Aim – Identify the lines that contain the string "this" and report only how many there are.
Start of Material for the task
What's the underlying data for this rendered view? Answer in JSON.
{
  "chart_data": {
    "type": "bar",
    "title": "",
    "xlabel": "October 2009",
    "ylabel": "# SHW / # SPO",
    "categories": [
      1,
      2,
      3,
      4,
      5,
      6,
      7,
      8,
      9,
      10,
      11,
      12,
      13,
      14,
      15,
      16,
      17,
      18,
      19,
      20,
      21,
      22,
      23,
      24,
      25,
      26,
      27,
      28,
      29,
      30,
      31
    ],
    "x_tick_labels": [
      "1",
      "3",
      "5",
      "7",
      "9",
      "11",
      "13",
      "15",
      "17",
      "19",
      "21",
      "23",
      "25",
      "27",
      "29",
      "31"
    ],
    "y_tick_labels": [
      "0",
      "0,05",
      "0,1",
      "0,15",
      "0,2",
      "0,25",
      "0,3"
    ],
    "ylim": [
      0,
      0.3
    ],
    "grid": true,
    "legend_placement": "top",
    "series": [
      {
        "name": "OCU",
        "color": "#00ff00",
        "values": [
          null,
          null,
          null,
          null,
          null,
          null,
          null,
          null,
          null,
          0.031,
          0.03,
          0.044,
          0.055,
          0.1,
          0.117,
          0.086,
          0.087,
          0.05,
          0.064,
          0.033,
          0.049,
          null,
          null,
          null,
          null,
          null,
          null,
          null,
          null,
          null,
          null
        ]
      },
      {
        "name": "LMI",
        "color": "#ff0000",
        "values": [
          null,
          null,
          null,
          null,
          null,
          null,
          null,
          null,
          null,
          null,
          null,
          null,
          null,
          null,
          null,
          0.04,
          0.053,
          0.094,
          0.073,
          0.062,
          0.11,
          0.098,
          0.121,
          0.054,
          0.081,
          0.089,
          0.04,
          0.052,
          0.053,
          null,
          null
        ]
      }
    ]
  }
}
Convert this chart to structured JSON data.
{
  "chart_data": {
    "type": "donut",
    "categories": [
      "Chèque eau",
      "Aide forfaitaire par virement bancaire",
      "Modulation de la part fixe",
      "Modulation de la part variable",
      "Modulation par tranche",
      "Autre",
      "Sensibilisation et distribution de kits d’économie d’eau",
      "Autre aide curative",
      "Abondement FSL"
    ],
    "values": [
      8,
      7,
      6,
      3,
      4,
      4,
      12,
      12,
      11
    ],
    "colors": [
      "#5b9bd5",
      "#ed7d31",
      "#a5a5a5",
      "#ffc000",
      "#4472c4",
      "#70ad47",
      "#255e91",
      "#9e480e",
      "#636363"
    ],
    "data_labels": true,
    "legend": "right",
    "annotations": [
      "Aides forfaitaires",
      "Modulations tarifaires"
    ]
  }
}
End of Material for the task
The response – 2